Can you find every line in the entries below that contains the string "bottom" and copy each one out? Match case exactly.

Input for this task:
▼
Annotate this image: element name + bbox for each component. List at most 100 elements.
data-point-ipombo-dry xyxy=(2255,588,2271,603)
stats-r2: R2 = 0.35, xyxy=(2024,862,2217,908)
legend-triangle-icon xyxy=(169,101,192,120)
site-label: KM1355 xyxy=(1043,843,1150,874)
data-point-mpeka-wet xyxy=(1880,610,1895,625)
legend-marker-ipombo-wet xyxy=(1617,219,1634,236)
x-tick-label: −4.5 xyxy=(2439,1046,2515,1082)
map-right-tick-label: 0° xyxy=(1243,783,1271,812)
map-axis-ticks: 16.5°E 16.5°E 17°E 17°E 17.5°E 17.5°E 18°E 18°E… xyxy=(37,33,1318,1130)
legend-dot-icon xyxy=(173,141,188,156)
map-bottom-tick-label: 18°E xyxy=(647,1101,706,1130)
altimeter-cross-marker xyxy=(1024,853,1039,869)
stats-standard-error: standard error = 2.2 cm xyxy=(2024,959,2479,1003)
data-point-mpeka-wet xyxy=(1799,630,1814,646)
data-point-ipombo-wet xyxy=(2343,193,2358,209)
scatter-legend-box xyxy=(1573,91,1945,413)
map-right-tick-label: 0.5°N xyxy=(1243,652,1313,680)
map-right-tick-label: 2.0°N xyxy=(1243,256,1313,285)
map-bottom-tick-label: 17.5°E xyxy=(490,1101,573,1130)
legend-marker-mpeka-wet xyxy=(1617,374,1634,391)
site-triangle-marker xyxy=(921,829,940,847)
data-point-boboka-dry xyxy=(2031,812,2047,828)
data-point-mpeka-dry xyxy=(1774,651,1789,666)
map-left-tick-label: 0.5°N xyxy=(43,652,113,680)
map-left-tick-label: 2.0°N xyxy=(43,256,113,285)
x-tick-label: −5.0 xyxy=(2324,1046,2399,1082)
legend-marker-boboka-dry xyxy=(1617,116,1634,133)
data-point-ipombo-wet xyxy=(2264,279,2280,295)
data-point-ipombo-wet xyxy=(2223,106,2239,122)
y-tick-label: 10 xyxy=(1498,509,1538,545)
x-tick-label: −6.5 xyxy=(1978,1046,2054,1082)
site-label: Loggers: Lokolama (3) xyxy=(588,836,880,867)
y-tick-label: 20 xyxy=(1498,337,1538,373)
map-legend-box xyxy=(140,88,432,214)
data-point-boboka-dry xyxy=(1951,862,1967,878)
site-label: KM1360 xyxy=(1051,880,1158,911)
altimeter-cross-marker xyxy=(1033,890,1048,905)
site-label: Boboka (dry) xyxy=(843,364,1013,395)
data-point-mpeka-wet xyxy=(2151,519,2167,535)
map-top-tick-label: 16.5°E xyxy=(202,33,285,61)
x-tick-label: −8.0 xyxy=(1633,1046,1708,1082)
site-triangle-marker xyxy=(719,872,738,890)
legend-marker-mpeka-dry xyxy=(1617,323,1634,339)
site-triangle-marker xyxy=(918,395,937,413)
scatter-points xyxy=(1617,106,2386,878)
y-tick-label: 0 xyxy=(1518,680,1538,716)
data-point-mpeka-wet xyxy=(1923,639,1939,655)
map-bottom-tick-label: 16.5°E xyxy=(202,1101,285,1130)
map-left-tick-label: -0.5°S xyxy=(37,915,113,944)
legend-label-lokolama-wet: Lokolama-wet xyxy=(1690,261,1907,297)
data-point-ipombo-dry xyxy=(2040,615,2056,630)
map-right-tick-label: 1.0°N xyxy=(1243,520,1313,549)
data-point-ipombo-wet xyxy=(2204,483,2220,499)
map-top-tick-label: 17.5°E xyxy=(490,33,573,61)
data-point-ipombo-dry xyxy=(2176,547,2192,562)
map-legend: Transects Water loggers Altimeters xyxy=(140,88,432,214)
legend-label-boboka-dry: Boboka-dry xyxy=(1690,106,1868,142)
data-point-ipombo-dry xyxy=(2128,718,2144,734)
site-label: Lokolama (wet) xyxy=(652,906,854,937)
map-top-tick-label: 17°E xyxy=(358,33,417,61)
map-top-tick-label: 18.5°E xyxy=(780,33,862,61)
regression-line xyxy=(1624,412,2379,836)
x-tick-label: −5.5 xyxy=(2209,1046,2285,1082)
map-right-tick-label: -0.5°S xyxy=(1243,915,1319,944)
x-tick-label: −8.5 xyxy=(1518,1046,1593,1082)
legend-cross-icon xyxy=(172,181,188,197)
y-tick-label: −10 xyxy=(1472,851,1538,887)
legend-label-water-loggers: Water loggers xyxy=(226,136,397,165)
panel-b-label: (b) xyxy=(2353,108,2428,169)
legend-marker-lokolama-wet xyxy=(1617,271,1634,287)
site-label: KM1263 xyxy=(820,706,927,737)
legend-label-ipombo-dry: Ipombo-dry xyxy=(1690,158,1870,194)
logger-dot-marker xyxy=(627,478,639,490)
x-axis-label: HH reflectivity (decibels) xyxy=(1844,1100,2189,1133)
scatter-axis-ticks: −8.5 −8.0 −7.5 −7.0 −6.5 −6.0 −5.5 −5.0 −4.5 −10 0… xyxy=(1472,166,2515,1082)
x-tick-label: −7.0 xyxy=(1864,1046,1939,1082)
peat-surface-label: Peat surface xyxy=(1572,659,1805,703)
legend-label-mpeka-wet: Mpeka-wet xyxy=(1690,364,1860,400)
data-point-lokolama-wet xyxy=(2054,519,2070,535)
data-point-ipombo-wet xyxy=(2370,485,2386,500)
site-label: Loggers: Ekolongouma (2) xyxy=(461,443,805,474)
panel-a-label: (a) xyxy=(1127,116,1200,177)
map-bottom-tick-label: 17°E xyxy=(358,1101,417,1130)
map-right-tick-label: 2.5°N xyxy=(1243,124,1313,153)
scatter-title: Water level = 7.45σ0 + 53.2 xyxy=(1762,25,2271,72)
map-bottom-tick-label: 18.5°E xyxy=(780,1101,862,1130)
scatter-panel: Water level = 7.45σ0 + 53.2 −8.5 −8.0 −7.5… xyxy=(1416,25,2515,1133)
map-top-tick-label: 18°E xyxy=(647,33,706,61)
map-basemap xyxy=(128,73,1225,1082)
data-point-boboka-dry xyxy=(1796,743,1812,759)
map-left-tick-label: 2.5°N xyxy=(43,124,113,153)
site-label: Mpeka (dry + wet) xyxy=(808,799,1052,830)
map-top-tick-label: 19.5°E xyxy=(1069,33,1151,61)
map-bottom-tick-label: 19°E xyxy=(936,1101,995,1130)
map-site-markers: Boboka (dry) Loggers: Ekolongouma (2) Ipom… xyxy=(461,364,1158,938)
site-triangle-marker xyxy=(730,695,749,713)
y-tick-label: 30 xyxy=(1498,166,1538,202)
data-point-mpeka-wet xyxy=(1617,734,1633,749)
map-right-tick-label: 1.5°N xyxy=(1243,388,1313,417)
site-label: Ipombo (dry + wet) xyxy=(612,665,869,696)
▲
Task solution:
map-bottom-tick-label: 18°E xyxy=(647,1101,706,1130)
map-bottom-tick-label: 17.5°E xyxy=(490,1101,573,1130)
map-bottom-tick-label: 16.5°E xyxy=(202,1101,285,1130)
map-bottom-tick-label: 17°E xyxy=(358,1101,417,1130)
map-bottom-tick-label: 18.5°E xyxy=(780,1101,862,1130)
map-bottom-tick-label: 19°E xyxy=(936,1101,995,1130)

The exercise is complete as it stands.